**Provided records:**
## START

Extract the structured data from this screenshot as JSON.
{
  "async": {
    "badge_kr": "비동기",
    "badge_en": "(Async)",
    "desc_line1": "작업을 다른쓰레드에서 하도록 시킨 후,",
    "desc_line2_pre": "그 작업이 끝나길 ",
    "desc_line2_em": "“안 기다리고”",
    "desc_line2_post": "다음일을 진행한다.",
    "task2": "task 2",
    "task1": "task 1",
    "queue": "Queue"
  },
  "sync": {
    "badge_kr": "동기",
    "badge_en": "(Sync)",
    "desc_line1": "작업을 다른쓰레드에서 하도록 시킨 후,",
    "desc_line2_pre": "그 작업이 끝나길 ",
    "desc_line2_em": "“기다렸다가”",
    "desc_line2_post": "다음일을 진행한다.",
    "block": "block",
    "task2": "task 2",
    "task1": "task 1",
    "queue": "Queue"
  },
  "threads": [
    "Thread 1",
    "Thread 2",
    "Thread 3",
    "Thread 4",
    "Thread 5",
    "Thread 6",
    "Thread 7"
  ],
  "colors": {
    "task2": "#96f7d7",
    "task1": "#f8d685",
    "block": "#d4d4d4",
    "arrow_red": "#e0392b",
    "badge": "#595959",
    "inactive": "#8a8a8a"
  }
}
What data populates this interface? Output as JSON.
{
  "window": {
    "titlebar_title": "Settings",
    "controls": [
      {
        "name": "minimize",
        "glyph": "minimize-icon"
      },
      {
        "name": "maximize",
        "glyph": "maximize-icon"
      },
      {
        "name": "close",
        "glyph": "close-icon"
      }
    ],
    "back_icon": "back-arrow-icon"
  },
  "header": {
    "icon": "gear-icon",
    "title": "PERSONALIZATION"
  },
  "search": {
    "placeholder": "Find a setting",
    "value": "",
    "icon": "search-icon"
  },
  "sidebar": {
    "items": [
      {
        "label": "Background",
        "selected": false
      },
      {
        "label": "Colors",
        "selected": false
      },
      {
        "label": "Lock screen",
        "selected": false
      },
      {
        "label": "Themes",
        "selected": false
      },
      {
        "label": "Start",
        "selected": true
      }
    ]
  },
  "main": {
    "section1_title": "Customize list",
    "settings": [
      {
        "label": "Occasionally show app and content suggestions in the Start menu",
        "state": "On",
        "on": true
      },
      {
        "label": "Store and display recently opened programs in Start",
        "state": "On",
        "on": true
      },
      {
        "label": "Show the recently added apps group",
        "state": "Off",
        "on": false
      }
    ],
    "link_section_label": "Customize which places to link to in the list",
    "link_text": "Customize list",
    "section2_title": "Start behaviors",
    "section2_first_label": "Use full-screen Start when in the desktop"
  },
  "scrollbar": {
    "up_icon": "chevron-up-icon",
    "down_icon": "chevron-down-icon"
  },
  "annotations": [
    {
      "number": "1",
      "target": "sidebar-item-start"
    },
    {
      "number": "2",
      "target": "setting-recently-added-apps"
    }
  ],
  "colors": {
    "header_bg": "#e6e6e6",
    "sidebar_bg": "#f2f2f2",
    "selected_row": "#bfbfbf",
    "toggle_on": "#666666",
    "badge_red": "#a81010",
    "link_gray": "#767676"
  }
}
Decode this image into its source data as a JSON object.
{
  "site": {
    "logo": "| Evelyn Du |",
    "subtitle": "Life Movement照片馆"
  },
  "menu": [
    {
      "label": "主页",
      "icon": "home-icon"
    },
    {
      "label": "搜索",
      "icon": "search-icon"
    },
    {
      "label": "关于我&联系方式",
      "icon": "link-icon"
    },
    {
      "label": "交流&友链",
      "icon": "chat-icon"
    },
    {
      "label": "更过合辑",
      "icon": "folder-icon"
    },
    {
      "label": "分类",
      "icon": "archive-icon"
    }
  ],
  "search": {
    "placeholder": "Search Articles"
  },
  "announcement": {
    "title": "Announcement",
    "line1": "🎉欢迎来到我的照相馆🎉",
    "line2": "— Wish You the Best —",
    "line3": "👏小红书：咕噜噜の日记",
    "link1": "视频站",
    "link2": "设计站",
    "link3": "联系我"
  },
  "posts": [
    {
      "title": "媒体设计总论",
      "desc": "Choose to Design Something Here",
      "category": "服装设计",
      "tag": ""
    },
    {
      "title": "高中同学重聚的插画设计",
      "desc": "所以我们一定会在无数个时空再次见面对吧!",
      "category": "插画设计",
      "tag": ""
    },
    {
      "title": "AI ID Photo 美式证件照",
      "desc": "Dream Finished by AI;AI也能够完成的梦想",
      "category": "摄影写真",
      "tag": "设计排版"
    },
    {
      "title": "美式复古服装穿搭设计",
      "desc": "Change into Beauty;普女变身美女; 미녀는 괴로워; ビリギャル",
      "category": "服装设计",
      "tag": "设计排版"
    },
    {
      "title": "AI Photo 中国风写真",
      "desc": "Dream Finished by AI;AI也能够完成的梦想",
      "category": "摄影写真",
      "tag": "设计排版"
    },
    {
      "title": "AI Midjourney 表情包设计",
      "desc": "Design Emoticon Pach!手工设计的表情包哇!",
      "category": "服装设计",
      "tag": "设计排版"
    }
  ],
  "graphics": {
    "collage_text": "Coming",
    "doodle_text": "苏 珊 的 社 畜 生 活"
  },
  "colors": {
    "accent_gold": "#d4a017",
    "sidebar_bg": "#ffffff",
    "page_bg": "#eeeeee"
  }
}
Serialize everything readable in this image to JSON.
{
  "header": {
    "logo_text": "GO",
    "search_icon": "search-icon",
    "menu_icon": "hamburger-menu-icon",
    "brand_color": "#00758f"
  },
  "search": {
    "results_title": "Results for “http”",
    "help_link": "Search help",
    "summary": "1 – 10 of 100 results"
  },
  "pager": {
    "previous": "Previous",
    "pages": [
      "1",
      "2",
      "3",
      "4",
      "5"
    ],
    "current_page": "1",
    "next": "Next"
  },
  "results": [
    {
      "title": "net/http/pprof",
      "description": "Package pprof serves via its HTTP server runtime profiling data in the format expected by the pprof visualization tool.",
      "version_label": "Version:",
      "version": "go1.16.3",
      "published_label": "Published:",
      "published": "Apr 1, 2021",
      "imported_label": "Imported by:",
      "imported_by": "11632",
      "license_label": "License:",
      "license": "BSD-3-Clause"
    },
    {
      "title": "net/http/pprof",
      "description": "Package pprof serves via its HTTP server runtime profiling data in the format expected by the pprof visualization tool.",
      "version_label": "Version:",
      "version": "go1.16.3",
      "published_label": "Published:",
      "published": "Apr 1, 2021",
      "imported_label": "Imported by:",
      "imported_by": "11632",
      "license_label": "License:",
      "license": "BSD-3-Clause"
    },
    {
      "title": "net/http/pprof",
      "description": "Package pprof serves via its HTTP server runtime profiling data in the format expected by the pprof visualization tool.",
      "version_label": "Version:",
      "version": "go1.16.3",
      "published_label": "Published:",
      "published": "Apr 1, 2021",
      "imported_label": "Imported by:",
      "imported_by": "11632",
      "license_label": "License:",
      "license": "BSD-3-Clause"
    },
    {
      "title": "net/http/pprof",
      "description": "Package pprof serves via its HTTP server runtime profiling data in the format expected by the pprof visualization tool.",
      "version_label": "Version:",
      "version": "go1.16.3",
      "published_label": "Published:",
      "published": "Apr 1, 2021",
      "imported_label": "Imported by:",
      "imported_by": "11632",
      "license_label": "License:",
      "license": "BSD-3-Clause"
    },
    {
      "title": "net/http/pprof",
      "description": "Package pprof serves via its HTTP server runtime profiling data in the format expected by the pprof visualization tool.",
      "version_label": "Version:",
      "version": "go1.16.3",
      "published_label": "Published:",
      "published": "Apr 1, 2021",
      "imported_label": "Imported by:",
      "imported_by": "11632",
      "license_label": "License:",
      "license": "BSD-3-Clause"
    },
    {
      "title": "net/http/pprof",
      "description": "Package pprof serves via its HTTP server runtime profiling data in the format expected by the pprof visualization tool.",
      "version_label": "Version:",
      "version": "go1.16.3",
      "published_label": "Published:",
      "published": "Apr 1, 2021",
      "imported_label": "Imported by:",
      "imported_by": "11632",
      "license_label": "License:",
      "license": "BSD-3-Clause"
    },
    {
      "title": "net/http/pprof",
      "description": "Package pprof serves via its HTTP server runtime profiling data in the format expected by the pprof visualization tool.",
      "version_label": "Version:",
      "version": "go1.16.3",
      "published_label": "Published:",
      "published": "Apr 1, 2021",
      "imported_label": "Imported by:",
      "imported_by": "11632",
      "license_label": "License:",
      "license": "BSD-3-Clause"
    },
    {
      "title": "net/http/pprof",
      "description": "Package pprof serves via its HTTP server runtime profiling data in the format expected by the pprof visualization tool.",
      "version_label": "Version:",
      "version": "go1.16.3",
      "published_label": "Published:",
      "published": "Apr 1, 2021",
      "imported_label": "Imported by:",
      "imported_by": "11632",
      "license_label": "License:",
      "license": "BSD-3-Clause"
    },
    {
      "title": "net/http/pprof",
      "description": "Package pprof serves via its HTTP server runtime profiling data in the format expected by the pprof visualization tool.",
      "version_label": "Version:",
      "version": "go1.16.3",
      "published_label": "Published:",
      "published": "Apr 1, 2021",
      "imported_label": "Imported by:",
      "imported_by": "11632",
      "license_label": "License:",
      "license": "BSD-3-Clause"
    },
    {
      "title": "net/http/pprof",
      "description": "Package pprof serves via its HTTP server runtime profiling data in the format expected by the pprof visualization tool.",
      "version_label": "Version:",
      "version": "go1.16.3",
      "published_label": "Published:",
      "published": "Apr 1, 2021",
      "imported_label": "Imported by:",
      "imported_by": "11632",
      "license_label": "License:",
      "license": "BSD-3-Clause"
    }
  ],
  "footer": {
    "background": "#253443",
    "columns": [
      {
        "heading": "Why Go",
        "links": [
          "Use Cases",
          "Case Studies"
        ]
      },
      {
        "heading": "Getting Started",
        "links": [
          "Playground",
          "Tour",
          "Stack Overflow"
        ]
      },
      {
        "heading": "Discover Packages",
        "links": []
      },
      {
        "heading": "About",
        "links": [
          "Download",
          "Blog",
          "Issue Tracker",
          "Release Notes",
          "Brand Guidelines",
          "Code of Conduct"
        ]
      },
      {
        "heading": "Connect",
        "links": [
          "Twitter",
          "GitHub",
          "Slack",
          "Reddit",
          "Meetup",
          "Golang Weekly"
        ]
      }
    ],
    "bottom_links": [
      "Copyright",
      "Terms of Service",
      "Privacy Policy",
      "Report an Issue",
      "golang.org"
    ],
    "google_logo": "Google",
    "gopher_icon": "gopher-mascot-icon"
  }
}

## END

**Problem to solve:**
Each line in the data that holds the string "JSON" should be found and copied.

**The solution:**
Extract the structured data from this screenshot as JSON.
What data populates this interface? Output as JSON.
Decode this image into its source data as a JSON object.
Serialize everything readable in this image to JSON.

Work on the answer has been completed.